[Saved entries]
***
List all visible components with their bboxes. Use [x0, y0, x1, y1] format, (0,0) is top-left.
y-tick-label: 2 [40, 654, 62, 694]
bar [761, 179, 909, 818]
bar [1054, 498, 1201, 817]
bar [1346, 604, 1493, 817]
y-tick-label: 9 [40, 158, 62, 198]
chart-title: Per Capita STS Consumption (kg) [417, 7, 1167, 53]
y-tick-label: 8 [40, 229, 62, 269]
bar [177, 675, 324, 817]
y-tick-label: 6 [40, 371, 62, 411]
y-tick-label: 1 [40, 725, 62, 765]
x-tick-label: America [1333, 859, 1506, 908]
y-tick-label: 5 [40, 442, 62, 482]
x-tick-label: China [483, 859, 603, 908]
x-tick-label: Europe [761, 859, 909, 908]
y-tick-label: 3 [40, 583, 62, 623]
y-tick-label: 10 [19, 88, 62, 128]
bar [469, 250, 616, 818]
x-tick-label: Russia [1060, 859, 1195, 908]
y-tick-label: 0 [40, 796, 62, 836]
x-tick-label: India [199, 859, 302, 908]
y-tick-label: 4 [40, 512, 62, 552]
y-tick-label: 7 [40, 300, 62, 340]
***
• Task:
Copy the lines in the data above word for word, keeping their order.

• Answer for the task:
List all visible components with their bboxes. Use [x0, y0, x1, y1] format, (0,0) is top-left.
y-tick-label: 2 [40, 654, 62, 694]
bar [761, 179, 909, 818]
bar [1054, 498, 1201, 817]
bar [1346, 604, 1493, 817]
y-tick-label: 9 [40, 158, 62, 198]
chart-title: Per Capita STS Consumption (kg) [417, 7, 1167, 53]
y-tick-label: 8 [40, 229, 62, 269]
bar [177, 675, 324, 817]
y-tick-label: 6 [40, 371, 62, 411]
y-tick-label: 1 [40, 725, 62, 765]
x-tick-label: America [1333, 859, 1506, 908]
y-tick-label: 5 [40, 442, 62, 482]
x-tick-label: China [483, 859, 603, 908]
x-tick-label: Europe [761, 859, 909, 908]
y-tick-label: 3 [40, 583, 62, 623]
y-tick-label: 10 [19, 88, 62, 128]
bar [469, 250, 616, 818]
x-tick-label: Russia [1060, 859, 1195, 908]
y-tick-label: 0 [40, 796, 62, 836]
x-tick-label: India [199, 859, 302, 908]
y-tick-label: 4 [40, 512, 62, 552]
y-tick-label: 7 [40, 300, 62, 340]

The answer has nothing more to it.